● **Records from a data source**:
┌──

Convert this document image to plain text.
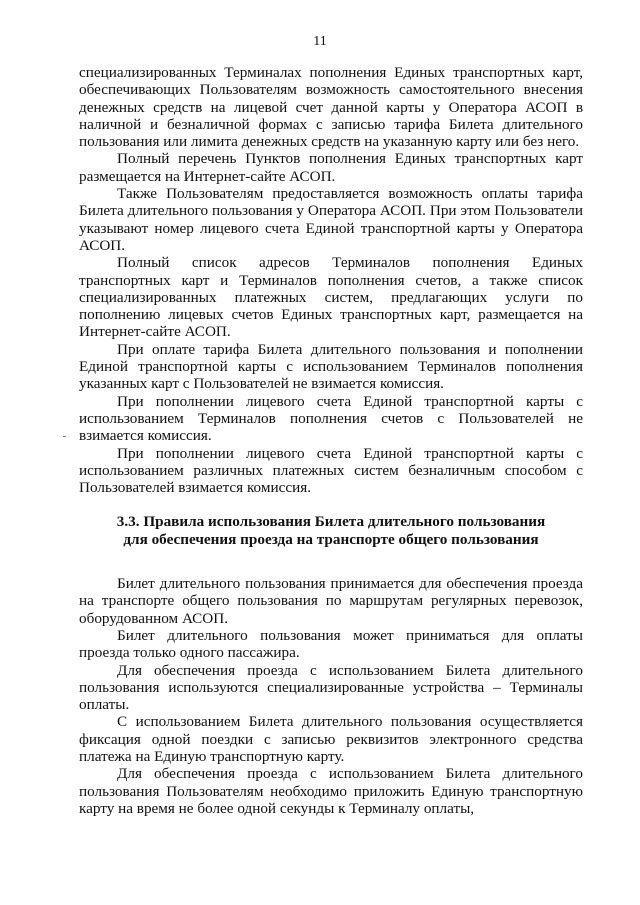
11

специализированных Терминалах пополнения Единых транспортных карт, обеспечивающих Пользователям возможность самостоятельного внесения денежных средств на лицевой счет данной карты у Оператора АСОП в наличной и безналичной формах с записью тарифа Билета длительного пользования или лимита денежных средств на указанную карту или без него.

Полный перечень Пунктов пополнения Единых транспортных карт размещается на Интернет-сайте АСОП.

Также Пользователям предоставляется возможность оплаты тарифа Билета длительного пользования у Оператора АСОП. При этом Пользователи указывают номер лицевого счета Единой транспортной карты у Оператора АСОП.

Полный список адресов Терминалов пополнения Единых транспортных карт и Терминалов пополнения счетов, а также список специализированных платежных систем, предлагающих услуги по пополнению лицевых счетов Единых транспортных карт, размещается на Интернет-сайте АСОП.

При оплате тарифа Билета длительного пользования и пополнении Единой транспортной карты с использованием Терминалов пополнения указанных карт с Пользователей не взимается комиссия.

При пополнении лицевого счета Единой транспортной карты с использованием Терминалов пополнения счетов с Пользователей не взимается комиссия.

При пополнении лицевого счета Единой транспортной карты с использованием различных платежных систем безналичным способом с Пользователей взимается комиссия.

3.3. Правила использования Билета длительного пользования
для обеспечения проезда на транспорте общего пользования

Билет длительного пользования принимается для обеспечения проезда на транспорте общего пользования по маршрутам регулярных перевозок, оборудованном АСОП.

Билет длительного пользования может приниматься для оплаты проезда только одного пассажира.

Для обеспечения проезда с использованием Билета длительного пользования используются специализированные устройства – Терминалы оплаты.

С использованием Билета длительного пользования осуществляется фиксация одной поездки с записью реквизитов электронного средства платежа на Единую транспортную карту.

Для обеспечения проезда с использованием Билета длительного пользования Пользователям необходимо приложить Единую транспортную карту на время не более одной секунды к Терминалу оплаты,
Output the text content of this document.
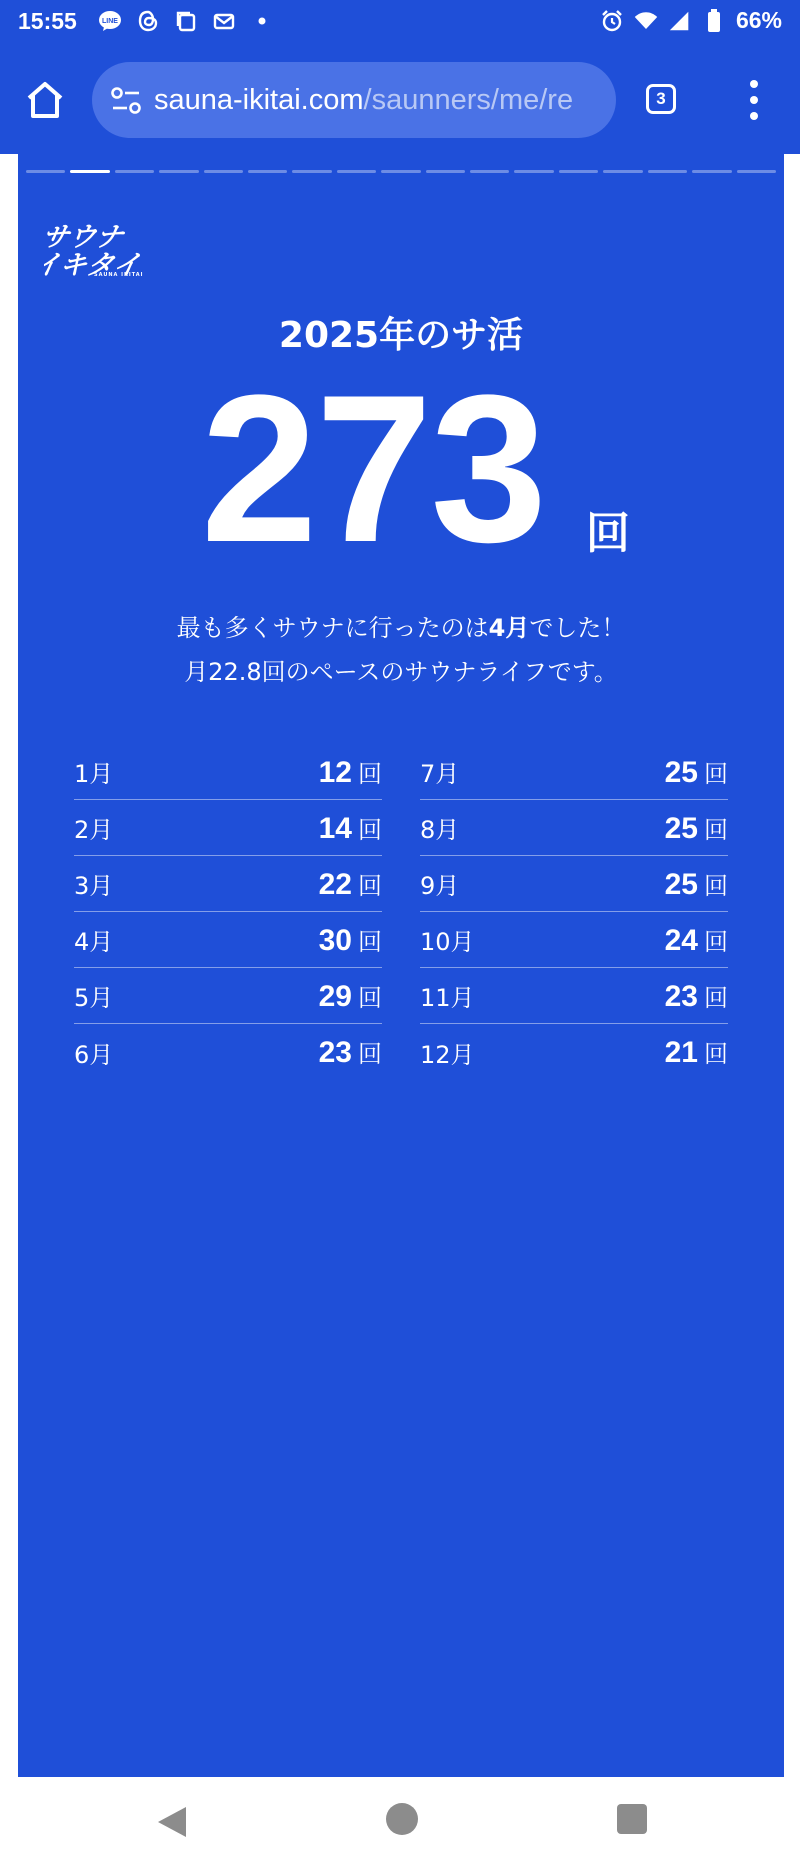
15:55	LINE	66%
sauna-ikitai.com/saunners/me/re	3
サウナ
イキタイ
SAUNA IKITAI
2025年のサ活
273 回
最も多くサウナに行ったのは4月でした！
月22.8回のペースのサウナライフです。
1月	12 回
2月	14 回
3月	22 回
4月	30 回
5月	29 回
6月	23 回
7月	25 回
8月	25 回
9月	25 回
10月	24 回
11月	23 回
12月	21 回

└──

● **Goal**: Filter the listing for the word "платежных" and copy every line that holds it.

● **Response for this exercise**:
Полный список адресов Терминалов пополнения Единых транспортных карт и Терминалов пополнения счетов, а также список специализированных платежных систем, предлагающих услуги по пополнению лицевых счетов Единых транспортных карт, размещается на Интернет-сайте АСОП.
При пополнении лицевого счета Единой транспортной карты с использованием различных платежных систем безналичным способом с Пользователей взимается комиссия.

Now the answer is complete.